===== Supplied text =====
Doctor: The heartbreaking Covid cases I'm seeing
Opinion by Janice Blanchard
The summer got off to a fun start. As vaccines became increasingly accessible, many of us had a sense of relief. But somehow America has hit a wall: Only around 50% of the country is fully vaccinated, well below the target set by President Biden earlier in the summer. On Tuesday, however, the Biden Administration made a big announcement. They are once again recommending that masks be worn inside in areas where rates of transmission are considered "high" or "substantial," and on Thursday, they are expected to announce that federal workers and contractors will be required to be vaccinated or get tested regularly, according to CNN reporting. This follows closely New York City and California's plans to do the same for government workers.
These new requirements make a lot of sense to me as an emergency medicine physician. The threat of increased infections is real due the spread of the highly contagious Delta variant -- I have seen it firsthand. As the first day of summer came around, weeks had passed, and I had not seen a single Covid case. Now, I am treating patients with the disease daily.
===== Dataset content =====
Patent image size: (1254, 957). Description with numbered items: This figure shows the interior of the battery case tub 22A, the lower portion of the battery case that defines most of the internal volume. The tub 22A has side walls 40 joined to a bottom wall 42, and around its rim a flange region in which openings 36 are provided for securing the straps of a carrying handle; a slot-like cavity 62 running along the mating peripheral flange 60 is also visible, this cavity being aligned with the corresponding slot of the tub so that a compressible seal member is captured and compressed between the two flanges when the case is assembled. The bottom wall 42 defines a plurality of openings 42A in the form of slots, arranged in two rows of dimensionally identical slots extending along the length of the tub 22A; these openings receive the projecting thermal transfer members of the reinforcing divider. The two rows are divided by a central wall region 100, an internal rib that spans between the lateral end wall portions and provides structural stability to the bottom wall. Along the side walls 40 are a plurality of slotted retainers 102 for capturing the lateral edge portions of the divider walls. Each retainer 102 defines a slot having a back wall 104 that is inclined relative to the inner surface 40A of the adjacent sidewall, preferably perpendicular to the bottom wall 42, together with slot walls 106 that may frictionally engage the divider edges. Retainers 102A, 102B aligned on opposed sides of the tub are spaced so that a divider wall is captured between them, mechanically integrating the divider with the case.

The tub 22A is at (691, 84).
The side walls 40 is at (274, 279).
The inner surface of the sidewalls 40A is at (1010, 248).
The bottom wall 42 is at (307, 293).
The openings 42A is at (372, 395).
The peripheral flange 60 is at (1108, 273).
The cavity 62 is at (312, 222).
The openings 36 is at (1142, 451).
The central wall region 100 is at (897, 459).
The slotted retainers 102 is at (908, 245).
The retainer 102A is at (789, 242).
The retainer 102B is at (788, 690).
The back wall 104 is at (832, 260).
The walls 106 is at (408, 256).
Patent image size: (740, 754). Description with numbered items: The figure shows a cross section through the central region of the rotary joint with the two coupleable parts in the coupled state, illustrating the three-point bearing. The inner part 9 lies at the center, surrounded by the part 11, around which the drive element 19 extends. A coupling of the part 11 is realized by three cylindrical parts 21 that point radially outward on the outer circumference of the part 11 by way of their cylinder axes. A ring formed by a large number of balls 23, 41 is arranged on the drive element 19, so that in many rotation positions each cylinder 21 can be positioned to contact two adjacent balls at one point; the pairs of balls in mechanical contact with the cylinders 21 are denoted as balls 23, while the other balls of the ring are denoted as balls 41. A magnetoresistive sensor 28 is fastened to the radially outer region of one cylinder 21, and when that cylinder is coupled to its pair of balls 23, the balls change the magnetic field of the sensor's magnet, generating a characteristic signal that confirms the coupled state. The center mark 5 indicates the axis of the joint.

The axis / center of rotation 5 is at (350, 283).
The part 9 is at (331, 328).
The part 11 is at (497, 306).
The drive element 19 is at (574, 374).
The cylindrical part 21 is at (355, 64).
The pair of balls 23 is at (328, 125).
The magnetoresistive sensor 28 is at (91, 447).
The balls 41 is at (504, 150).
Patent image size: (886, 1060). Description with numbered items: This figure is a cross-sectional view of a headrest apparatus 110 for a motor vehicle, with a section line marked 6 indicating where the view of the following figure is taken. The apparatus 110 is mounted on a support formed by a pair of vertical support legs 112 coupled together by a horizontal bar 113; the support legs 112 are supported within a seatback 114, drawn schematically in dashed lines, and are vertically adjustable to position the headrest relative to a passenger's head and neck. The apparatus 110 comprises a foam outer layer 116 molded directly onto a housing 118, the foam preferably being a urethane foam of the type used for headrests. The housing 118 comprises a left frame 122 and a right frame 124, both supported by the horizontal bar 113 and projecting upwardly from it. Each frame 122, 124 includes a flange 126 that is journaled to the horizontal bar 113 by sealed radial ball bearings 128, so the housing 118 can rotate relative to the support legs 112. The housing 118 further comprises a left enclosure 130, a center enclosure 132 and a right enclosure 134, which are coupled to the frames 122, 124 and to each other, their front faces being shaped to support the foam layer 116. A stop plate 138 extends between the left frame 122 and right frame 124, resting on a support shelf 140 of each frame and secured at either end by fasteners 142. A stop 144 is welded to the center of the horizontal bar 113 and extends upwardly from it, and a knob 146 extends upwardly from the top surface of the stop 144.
=====
Work to be completed: Carry the opinion piece on Covid cases further, picking up right after its last sentence. You can leave the rows aside; nothing here depends on them.

Output for this exercise:
This time, things seem different. Last year, it was the elderly and patients with co-morbid conditions who came into my care, gravely ill from the virus. Now, the cases I see are mainly among young healthy people, some who are presenting with life threatening complications due to the virus.
Treating a young person who is critically ill from a preventable illness is particularly heartbreaking. Most are unvaccinated. While those who are vaccinated are still at risk, they generally have less severe disease.
I worry about how we can get over this wall. Sadly, I fear that only experiencing the disease in themselves or others close to them will be what changes the mind of the unvaccinated. This is a terrible public health strategy.
The Biden Administration's plan seems to be the only logical step for addressing the persistent challenge of vaccinating a population thus far reluctant to get immunized. Vaccinations have to be incorporated as part of normal social behavior to overcome the pervasive problem of hesitancy.
Adding a vaccine requirement helps do this. Just look at the history of the measles vaccine. During the Carter administration, when vaccine mandates were required for school children, vaccination rates in this population soared to 90% and public health officials saw a clear path towards eradication.
Many skeptics are already gearing up to oppose the presumed restrictions that mask requirements and vaccine mandates impose. But perhaps they forgot what things were like last summer. It was bad. Hospitals had shortages of ICU beds. Caregivers faced inadequate personal protective equipment. People died alone in their hospital rooms.
Lately, I have been feeling a sense of dread as I recall these past experiences. As the world starts creeping back to "normal," there is something deep, dark, and destructive lingering on the horizon. I hear the song from Jaws that played just as the shark attacks the unwitting swimmer or diver enjoying their vacation in that big blue ocean.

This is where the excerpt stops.